- [Given instruction]: Of the lines in this listing, how many contain the word "Investment"? Give the number and nothing else.

- [Record list]:
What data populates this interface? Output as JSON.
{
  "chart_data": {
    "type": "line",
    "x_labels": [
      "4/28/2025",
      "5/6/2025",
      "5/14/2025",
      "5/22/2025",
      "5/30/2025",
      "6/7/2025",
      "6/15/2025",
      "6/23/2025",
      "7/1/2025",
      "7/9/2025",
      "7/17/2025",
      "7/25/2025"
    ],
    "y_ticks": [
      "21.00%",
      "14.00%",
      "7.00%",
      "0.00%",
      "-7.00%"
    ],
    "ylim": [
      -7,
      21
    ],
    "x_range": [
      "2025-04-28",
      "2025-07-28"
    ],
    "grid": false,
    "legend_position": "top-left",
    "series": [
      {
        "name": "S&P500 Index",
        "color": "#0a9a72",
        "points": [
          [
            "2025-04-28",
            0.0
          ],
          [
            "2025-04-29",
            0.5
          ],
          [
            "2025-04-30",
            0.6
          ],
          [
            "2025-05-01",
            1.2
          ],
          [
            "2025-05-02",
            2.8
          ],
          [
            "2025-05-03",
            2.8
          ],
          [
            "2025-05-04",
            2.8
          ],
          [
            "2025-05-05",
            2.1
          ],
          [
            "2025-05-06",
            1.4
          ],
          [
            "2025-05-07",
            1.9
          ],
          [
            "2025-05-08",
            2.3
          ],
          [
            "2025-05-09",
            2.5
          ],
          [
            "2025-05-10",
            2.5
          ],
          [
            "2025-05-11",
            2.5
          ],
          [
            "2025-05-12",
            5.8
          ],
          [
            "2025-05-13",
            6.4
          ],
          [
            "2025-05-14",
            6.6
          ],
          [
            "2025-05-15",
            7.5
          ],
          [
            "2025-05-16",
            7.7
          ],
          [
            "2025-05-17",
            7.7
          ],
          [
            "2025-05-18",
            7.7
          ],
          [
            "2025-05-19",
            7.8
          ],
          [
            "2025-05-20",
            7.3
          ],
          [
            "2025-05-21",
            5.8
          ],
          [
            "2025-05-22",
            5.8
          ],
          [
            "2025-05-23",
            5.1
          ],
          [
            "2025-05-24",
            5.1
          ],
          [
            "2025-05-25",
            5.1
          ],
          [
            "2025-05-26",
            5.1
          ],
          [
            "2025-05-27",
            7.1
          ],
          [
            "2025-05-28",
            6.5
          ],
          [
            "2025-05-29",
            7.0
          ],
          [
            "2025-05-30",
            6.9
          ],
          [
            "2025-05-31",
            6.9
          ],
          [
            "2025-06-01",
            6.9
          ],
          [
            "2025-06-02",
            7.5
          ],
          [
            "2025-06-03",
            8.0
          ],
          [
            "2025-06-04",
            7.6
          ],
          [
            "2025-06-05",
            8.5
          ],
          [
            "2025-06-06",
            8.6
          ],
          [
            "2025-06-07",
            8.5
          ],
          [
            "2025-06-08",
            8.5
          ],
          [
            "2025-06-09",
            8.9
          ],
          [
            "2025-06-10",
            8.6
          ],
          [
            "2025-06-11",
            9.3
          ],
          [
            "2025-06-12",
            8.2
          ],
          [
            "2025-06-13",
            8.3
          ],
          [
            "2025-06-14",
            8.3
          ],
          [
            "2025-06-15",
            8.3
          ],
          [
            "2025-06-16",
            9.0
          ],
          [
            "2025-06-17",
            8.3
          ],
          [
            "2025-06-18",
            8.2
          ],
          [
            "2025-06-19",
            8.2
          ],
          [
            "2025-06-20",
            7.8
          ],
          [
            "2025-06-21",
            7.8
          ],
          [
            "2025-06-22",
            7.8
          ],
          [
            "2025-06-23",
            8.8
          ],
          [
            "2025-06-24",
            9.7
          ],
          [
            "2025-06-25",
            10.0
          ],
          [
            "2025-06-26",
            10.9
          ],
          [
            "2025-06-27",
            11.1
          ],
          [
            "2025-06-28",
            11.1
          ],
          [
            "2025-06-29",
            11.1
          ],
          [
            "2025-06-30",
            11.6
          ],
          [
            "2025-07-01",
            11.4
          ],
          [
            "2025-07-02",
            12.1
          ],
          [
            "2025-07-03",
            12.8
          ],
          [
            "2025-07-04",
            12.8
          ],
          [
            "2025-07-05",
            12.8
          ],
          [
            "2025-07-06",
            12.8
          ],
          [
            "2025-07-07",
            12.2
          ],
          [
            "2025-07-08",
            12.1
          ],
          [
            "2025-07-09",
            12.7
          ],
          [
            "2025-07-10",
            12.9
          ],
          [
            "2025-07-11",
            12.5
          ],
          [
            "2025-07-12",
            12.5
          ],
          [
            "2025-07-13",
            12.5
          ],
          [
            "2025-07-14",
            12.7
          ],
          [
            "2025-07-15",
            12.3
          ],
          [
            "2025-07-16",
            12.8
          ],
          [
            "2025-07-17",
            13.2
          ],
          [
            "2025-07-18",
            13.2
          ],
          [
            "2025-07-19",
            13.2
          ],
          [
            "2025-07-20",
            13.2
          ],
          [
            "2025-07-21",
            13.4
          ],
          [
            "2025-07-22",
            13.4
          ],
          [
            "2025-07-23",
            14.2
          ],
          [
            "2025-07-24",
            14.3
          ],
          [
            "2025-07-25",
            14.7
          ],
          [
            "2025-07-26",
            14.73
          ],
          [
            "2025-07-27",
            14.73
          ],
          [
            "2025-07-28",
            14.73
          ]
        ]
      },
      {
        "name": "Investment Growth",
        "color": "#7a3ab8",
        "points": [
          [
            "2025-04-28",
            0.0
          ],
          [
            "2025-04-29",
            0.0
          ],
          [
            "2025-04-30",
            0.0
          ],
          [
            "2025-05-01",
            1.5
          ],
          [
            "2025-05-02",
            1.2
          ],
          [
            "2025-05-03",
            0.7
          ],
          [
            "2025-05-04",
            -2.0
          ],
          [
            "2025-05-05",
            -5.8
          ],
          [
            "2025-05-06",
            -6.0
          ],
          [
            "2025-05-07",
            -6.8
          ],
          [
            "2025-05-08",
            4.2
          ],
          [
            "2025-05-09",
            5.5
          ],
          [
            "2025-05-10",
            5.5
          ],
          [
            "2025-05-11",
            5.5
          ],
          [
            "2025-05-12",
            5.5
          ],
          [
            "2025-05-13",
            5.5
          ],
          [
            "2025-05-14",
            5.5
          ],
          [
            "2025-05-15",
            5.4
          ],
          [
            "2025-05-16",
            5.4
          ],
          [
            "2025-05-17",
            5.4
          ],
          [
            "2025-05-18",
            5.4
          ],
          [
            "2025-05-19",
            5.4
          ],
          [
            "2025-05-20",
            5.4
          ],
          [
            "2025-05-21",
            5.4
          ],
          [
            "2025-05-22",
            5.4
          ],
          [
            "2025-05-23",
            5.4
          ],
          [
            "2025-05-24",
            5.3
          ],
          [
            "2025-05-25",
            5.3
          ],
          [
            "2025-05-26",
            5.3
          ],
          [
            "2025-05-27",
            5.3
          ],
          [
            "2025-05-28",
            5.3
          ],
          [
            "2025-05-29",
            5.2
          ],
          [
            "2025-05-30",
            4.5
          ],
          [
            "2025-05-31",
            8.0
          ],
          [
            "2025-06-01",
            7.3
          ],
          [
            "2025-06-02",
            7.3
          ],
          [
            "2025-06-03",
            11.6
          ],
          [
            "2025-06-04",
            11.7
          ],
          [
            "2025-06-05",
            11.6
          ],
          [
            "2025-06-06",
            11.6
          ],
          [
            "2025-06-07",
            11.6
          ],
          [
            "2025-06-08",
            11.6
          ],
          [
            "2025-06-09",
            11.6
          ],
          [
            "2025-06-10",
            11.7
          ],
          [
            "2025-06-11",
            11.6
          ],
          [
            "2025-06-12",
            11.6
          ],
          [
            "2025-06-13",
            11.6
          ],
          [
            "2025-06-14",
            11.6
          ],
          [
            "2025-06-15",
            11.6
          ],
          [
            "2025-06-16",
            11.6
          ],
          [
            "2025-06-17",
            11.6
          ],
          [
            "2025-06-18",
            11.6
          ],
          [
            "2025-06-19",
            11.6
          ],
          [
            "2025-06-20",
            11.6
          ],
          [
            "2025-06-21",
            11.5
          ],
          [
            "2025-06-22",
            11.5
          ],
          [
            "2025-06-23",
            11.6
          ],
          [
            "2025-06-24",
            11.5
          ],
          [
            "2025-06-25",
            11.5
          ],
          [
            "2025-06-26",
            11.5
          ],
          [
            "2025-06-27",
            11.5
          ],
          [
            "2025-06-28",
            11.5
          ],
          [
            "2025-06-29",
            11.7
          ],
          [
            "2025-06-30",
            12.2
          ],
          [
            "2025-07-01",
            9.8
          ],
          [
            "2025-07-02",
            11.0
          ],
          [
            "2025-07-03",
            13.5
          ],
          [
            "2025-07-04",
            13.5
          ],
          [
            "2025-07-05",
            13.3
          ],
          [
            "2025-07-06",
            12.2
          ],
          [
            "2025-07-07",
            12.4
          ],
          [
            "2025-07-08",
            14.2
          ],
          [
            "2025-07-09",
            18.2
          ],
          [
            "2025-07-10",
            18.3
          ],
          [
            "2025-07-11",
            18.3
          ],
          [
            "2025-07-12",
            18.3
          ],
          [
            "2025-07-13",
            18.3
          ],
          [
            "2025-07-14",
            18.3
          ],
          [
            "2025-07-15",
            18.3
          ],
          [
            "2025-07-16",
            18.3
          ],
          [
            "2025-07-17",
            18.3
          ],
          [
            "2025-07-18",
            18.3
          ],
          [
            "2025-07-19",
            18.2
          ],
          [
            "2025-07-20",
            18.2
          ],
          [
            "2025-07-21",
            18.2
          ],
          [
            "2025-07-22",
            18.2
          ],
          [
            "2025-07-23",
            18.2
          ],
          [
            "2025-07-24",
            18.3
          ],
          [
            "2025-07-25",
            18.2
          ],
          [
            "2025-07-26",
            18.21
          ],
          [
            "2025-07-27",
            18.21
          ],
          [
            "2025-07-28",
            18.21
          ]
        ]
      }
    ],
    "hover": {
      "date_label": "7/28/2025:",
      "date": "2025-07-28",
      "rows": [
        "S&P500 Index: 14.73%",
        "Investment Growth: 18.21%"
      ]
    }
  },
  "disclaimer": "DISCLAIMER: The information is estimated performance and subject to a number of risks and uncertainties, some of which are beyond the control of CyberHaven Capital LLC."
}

- [Full output]: 2